■ **Requirement**
Can you find the lines of the listing that include "książka" and copy every one?

■ **Record list**
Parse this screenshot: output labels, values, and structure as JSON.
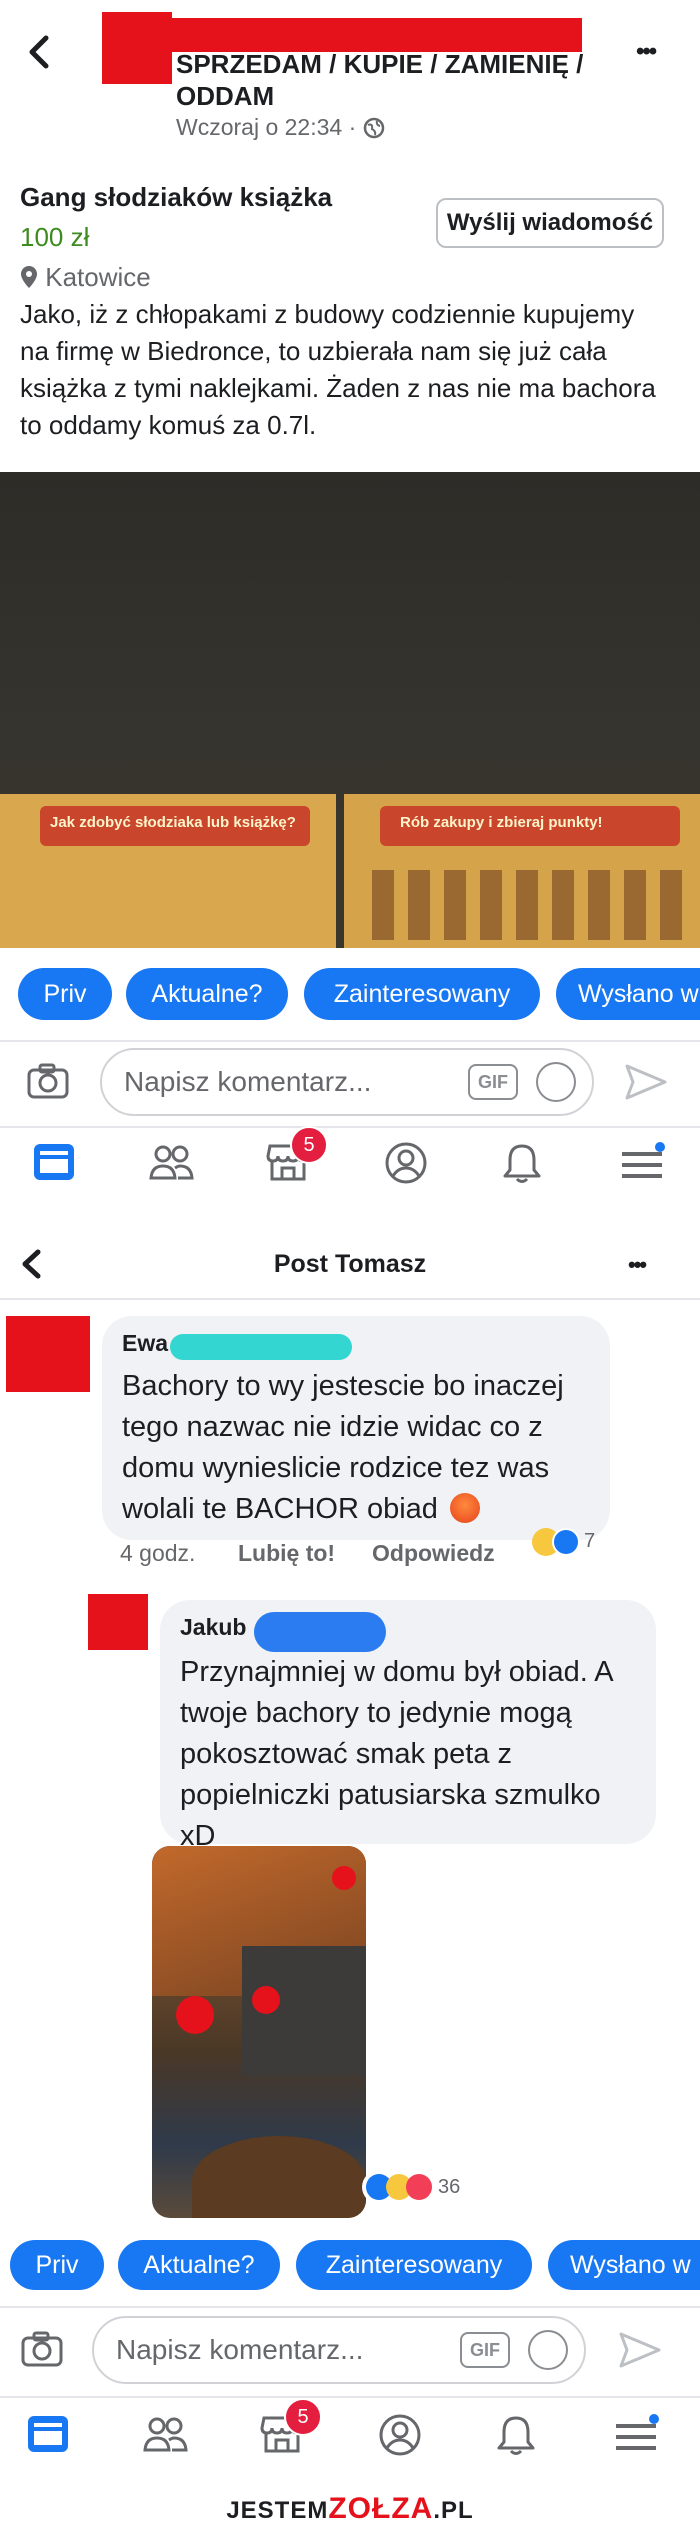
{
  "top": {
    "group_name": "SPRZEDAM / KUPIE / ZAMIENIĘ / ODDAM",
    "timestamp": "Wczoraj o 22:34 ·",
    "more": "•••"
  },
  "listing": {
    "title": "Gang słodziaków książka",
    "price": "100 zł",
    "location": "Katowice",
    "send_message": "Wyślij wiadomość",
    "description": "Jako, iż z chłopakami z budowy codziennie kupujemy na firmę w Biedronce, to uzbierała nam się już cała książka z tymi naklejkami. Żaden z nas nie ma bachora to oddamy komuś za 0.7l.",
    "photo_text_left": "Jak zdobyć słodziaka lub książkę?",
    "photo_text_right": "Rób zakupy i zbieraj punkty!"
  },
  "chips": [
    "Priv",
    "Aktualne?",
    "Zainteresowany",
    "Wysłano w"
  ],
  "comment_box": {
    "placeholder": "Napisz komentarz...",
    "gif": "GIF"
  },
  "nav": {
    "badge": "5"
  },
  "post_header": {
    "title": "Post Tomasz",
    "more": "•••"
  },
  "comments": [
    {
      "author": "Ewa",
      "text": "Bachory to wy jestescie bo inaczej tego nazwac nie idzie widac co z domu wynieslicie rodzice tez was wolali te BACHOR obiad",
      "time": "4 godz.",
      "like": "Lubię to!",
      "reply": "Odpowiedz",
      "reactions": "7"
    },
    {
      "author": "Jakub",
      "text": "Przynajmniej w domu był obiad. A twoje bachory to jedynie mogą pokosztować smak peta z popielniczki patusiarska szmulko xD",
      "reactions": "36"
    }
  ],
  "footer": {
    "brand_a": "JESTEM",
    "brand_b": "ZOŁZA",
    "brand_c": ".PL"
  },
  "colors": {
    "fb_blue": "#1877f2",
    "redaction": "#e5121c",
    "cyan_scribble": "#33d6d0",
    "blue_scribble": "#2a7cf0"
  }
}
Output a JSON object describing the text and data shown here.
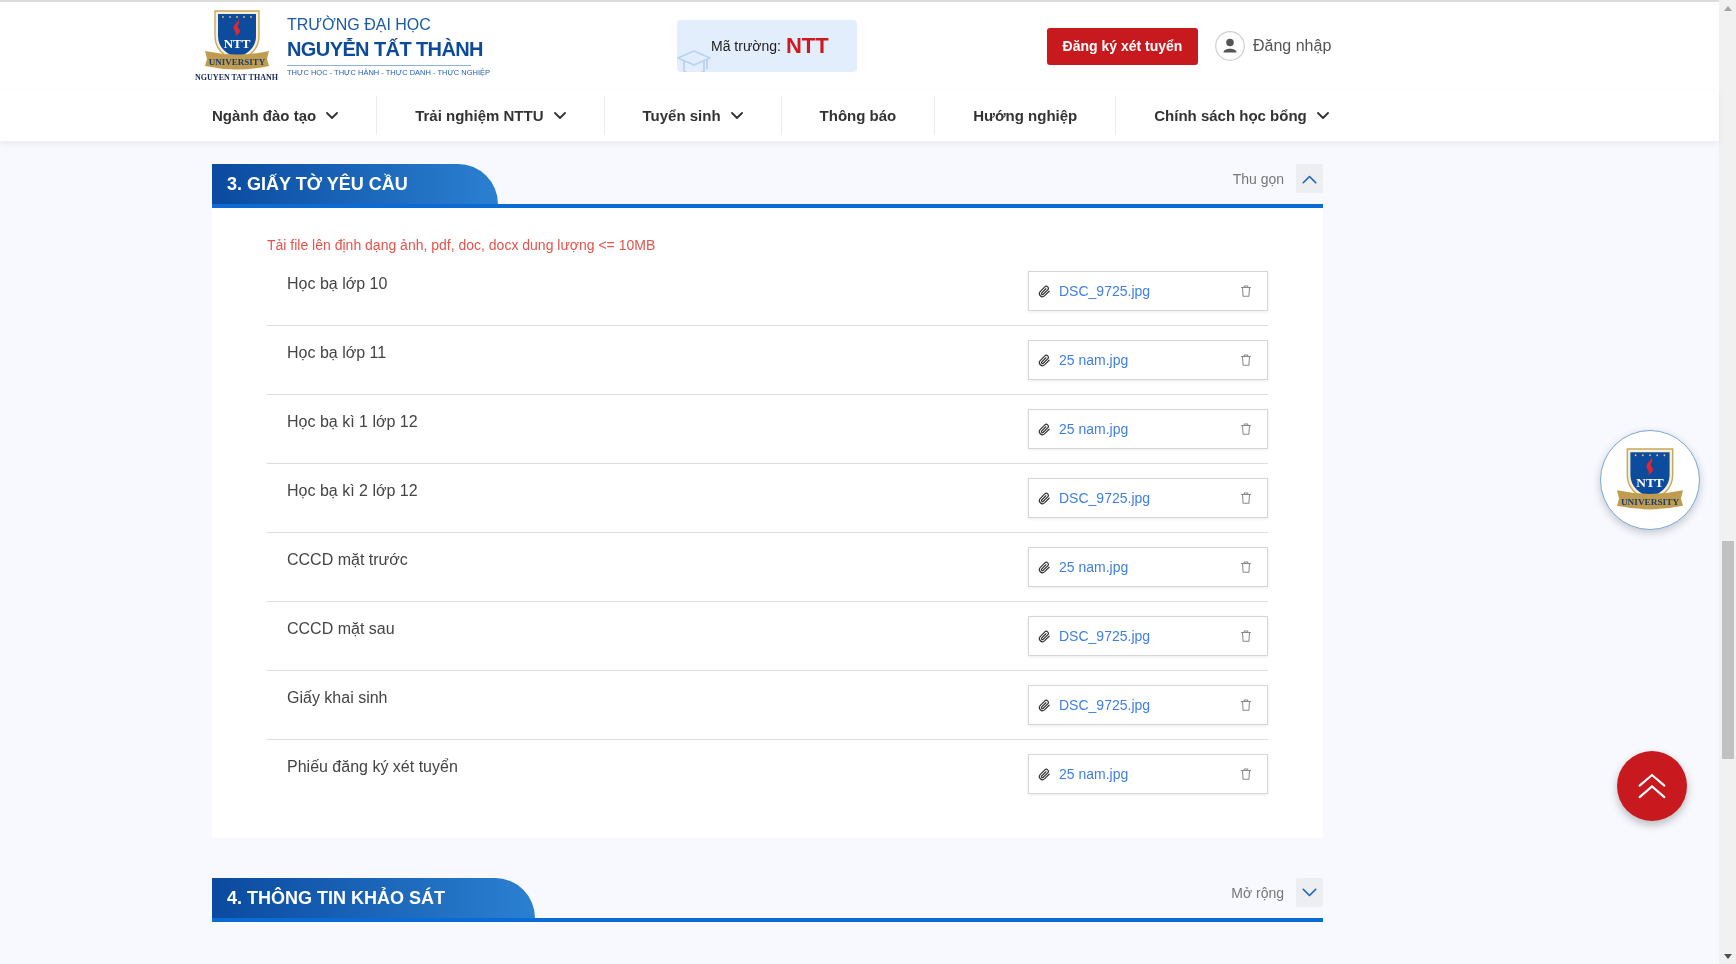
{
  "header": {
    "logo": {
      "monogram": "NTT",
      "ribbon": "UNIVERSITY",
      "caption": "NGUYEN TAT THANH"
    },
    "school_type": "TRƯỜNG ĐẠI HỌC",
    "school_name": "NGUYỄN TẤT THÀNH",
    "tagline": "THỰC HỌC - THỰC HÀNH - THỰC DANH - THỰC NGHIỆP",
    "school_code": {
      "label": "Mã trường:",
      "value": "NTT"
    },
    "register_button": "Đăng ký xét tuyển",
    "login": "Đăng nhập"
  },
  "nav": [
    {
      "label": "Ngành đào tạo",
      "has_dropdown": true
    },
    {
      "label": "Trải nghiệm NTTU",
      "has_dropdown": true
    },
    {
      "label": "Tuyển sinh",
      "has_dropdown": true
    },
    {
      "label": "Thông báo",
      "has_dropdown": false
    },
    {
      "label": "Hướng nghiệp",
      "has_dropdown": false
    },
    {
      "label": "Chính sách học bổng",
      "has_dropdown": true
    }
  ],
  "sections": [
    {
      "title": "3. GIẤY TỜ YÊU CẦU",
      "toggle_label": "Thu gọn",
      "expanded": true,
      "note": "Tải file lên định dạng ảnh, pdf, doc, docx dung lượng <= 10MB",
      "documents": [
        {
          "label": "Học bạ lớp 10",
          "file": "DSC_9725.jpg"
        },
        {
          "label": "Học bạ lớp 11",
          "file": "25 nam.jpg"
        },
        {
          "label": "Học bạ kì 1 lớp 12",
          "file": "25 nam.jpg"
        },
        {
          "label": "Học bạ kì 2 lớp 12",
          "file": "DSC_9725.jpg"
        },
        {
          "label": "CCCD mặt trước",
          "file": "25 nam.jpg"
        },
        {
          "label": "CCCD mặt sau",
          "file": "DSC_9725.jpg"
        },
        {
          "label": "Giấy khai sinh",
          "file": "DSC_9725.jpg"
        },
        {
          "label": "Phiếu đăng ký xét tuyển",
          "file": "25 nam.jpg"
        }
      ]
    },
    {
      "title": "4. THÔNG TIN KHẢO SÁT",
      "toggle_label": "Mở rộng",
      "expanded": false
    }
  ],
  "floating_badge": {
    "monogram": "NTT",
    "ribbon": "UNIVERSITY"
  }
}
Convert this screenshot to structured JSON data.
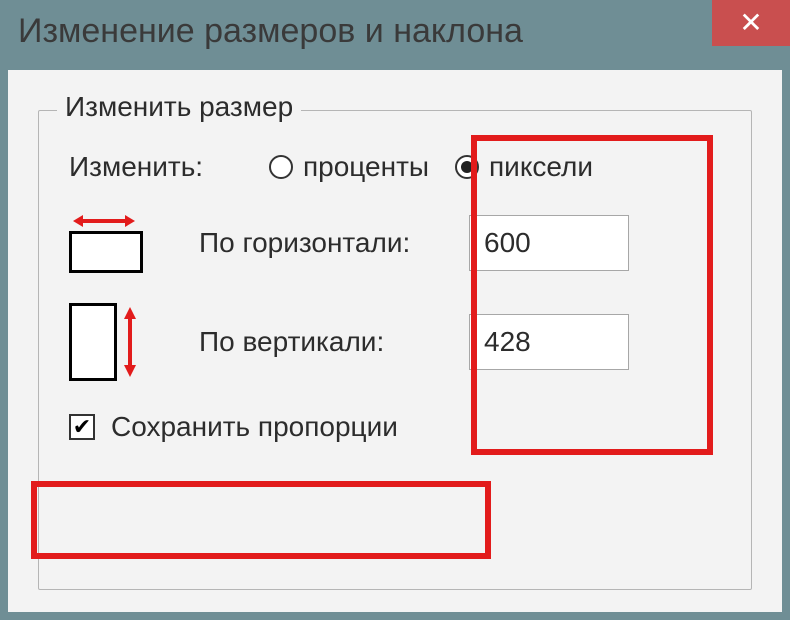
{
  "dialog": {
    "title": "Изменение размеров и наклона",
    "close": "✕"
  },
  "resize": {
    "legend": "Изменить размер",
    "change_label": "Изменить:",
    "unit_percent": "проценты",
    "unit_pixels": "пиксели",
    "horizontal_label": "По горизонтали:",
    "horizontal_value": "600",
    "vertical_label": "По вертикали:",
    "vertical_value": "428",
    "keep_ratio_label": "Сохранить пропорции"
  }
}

■ **Finished exercise**
    "title": "Gang słodziaków książka",
    "description": "Jako, iż z chłopakami z budowy codziennie kupujemy na firmę w Biedronce, to uzbierała nam się już cała książka z tymi naklejkami. Żaden z nas nie ma bachora to oddamy komuś za 0.7l.",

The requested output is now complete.